Data for this task –
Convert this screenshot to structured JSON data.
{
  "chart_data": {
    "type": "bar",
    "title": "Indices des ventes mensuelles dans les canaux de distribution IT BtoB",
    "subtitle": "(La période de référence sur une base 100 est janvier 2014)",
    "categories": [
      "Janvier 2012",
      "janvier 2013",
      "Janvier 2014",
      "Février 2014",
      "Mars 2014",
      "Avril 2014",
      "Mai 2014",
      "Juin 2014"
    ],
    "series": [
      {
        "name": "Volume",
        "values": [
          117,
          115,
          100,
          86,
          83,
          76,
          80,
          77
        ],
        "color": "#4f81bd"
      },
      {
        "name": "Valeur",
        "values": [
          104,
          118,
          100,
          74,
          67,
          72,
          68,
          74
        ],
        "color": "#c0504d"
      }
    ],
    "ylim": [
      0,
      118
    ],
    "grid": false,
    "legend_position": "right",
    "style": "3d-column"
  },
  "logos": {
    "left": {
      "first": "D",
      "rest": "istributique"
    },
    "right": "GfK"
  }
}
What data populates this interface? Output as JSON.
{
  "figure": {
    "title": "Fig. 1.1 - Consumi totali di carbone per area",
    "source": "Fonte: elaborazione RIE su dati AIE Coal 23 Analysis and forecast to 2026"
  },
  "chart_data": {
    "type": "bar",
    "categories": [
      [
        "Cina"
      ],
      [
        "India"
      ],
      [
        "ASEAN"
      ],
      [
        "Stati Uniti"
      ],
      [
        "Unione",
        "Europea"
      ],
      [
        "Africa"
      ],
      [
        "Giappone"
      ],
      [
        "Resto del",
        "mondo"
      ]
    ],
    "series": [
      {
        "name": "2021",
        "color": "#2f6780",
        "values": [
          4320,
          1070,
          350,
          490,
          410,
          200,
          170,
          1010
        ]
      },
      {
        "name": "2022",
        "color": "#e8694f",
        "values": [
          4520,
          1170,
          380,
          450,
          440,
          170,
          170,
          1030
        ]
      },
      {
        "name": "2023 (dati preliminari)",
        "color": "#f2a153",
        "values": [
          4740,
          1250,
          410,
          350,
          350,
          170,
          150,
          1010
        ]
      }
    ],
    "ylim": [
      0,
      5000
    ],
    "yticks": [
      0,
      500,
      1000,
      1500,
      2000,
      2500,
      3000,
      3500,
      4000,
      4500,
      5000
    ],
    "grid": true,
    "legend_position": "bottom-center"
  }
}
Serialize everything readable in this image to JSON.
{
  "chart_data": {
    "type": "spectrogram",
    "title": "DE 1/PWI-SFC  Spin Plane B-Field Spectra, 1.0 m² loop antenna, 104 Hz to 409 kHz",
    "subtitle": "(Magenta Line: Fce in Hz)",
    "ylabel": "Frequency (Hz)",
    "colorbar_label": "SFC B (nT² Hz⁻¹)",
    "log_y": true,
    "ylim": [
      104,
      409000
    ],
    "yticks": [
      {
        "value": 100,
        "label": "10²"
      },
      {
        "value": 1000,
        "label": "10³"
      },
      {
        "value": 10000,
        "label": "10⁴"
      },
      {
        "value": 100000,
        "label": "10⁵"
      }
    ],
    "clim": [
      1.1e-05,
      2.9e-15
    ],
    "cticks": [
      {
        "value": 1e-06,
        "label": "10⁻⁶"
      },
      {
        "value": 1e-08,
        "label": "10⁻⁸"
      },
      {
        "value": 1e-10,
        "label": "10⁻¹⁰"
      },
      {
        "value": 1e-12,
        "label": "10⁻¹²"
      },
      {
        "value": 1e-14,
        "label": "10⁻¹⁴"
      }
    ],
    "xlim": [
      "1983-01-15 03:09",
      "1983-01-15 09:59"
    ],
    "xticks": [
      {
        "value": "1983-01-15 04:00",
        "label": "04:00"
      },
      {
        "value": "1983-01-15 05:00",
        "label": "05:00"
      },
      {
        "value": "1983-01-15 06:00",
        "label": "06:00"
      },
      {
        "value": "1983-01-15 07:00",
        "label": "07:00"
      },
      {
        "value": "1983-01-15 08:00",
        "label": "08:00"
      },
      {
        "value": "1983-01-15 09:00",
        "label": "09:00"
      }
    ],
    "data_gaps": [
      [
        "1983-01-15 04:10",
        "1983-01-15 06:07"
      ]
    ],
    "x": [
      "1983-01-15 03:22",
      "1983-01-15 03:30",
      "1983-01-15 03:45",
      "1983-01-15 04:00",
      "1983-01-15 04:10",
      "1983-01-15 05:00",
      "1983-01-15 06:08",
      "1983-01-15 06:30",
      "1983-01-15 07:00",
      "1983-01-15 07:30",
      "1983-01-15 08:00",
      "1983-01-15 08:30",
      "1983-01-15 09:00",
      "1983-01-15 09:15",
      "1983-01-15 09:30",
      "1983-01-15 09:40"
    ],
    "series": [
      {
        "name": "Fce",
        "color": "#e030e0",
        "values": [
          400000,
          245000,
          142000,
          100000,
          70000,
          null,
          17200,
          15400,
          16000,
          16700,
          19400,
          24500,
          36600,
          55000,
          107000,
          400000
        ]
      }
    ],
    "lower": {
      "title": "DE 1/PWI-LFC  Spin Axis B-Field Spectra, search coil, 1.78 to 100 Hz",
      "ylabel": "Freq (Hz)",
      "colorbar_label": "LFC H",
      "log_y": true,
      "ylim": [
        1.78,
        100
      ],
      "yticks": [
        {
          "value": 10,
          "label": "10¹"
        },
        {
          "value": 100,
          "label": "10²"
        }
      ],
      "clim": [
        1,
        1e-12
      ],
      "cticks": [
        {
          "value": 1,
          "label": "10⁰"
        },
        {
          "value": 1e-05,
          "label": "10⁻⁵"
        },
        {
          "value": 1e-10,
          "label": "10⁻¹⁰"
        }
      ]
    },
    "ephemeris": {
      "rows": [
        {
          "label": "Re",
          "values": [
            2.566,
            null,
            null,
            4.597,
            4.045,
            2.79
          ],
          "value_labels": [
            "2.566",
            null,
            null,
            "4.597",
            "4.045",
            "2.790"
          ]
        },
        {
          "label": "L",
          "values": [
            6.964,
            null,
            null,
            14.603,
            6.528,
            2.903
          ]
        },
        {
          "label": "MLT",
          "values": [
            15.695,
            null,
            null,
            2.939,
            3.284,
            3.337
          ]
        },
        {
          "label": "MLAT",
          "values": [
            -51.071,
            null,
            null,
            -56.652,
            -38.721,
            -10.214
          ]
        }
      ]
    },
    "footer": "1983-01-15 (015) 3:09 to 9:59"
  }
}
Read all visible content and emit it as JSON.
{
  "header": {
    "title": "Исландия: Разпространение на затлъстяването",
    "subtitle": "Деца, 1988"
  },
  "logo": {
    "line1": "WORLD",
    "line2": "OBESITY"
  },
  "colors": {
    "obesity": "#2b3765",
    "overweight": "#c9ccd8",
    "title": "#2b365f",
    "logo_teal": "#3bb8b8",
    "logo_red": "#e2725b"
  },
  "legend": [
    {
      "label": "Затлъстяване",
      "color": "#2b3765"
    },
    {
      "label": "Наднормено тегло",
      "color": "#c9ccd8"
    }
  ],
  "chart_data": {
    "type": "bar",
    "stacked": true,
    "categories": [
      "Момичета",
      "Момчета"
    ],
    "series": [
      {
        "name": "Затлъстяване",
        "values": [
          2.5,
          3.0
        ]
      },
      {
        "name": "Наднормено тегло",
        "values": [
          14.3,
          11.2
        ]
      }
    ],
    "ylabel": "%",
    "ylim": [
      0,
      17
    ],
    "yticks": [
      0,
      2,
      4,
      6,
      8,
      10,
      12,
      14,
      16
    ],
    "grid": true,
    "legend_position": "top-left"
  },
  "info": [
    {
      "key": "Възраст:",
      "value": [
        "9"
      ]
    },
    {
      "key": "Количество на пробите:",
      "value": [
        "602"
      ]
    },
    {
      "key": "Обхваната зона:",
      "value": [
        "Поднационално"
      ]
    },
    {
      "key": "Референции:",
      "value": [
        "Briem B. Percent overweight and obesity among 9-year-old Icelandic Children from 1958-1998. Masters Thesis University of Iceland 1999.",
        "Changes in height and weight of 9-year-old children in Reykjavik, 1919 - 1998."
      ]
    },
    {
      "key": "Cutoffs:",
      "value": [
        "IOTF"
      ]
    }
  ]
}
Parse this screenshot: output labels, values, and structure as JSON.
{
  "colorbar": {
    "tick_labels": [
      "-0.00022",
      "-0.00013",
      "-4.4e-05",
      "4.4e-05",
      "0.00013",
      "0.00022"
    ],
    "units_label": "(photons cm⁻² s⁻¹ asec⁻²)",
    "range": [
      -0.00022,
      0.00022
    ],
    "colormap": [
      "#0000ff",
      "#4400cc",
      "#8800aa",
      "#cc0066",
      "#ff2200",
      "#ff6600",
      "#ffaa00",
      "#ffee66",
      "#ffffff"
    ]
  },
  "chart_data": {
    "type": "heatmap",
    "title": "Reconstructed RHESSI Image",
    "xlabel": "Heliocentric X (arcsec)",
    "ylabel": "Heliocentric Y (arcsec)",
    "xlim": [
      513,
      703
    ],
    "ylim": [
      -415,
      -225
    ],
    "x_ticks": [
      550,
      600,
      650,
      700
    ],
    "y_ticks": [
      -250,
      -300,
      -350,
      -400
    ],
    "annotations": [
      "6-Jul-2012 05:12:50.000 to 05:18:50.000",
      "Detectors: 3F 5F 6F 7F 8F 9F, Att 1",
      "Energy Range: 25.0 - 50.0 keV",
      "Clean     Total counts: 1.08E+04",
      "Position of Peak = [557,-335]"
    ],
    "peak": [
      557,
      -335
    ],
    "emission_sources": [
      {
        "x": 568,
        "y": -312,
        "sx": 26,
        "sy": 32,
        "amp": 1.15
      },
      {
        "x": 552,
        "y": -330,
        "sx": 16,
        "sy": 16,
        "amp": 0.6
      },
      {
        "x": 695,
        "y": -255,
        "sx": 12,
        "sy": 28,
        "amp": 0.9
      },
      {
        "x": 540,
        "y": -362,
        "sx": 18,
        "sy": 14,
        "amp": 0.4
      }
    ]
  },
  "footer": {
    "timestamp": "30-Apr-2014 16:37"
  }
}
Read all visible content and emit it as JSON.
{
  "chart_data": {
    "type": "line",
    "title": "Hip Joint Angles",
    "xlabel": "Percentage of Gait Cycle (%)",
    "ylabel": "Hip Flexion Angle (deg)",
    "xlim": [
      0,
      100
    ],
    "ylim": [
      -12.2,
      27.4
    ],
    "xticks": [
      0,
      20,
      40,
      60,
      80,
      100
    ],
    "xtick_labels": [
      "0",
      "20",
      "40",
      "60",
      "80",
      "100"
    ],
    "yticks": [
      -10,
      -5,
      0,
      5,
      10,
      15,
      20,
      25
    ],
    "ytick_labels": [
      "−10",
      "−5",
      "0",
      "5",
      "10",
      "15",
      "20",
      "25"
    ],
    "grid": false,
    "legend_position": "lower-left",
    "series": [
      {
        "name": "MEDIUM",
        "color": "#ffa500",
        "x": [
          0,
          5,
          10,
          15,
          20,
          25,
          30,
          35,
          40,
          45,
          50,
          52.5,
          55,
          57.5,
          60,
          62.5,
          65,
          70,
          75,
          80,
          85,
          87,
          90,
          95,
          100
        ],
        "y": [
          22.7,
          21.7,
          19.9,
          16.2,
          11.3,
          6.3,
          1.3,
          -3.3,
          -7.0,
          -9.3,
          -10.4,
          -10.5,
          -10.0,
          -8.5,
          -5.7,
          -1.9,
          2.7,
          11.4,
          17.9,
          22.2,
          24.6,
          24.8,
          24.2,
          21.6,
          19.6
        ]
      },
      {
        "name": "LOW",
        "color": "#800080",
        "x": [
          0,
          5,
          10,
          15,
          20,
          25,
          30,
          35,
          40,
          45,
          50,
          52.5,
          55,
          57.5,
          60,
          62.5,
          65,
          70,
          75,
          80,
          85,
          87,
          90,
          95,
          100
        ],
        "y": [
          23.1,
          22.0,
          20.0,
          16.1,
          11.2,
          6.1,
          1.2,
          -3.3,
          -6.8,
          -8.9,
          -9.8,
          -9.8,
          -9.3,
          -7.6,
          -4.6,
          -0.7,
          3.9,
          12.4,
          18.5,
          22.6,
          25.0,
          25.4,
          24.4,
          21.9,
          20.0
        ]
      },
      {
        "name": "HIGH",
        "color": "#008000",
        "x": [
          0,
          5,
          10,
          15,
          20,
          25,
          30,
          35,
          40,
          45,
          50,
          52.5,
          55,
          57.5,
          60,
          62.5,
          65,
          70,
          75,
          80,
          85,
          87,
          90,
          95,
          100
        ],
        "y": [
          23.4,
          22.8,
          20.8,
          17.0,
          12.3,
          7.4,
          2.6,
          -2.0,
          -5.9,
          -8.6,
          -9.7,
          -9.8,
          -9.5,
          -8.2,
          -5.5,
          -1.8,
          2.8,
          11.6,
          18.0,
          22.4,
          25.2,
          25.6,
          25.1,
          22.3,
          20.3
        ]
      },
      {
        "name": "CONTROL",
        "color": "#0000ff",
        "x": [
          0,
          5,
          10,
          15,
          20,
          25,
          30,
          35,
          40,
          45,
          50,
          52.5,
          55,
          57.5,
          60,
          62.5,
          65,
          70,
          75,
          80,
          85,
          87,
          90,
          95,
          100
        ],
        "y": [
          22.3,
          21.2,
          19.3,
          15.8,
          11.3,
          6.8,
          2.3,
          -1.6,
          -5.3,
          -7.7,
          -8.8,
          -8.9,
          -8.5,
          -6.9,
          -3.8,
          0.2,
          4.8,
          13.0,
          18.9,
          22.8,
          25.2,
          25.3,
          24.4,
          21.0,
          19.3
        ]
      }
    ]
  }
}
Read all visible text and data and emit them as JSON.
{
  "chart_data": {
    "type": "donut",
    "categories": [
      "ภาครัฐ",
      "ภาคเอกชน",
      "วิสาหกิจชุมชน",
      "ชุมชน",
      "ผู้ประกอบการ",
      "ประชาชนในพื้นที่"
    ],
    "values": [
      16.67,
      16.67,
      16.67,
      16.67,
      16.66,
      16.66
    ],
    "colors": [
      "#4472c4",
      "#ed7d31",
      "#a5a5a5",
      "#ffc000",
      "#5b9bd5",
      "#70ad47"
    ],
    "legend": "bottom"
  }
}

Required task –
Copy out each line of the entries that holds "Наднормено".

Written response –
      "label": "Наднормено тегло",
        "name": "Наднормено тегло",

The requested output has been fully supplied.